■ Your task ■
Repeat the lines that follow, leaving nothing out.

________

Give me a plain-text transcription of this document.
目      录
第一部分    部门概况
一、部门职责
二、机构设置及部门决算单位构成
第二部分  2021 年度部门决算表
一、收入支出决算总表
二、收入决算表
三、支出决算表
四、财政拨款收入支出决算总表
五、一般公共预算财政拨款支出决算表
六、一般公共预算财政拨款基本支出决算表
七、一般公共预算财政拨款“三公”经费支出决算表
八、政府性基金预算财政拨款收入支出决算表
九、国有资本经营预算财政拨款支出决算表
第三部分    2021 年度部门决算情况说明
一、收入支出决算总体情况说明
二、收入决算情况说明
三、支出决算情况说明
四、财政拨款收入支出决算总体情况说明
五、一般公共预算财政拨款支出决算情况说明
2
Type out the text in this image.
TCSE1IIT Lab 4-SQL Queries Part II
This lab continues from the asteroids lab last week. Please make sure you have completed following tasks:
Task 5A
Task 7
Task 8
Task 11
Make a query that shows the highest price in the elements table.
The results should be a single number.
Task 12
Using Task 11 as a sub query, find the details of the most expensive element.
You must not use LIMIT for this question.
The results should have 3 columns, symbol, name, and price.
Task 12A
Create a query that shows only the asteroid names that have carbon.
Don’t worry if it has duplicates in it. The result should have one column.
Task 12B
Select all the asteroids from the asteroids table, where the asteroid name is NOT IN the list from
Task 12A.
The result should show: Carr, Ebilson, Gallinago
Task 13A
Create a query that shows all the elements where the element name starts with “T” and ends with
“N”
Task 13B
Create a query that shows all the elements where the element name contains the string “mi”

________

■ The result ■
Give me a plain-text transcription of this document.
目      录
第一部分    部门概况
一、部门职责
二、机构设置及部门决算单位构成
第二部分  2021 年度部门决算表
一、收入支出决算总表
二、收入决算表
三、支出决算表
四、财政拨款收入支出决算总表
五、一般公共预算财政拨款支出决算表
六、一般公共预算财政拨款基本支出决算表
七、一般公共预算财政拨款“三公”经费支出决算表
八、政府性基金预算财政拨款收入支出决算表
九、国有资本经营预算财政拨款支出决算表
第三部分    2021 年度部门决算情况说明
一、收入支出决算总体情况说明
二、收入决算情况说明
三、支出决算情况说明
四、财政拨款收入支出决算总体情况说明
五、一般公共预算财政拨款支出决算情况说明
2
Type out the text in this image.
TCSE1IIT Lab 4-SQL Queries Part II
This lab continues from the asteroids lab last week. Please make sure you have completed following tasks:
Task 5A
Task 7
Task 8
Task 11
Make a query that shows the highest price in the elements table.
The results should be a single number.
Task 12
Using Task 11 as a sub query, find the details of the most expensive element.
You must not use LIMIT for this question.
The results should have 3 columns, symbol, name, and price.
Task 12A
Create a query that shows only the asteroid names that have carbon.
Don’t worry if it has duplicates in it. The result should have one column.
Task 12B
Select all the asteroids from the asteroids table, where the asteroid name is NOT IN the list from
Task 12A.
The result should show: Carr, Ebilson, Gallinago
Task 13A
Create a query that shows all the elements where the element name starts with “T” and ends with
“N”
Task 13B
Create a query that shows all the elements where the element name contains the string “mi”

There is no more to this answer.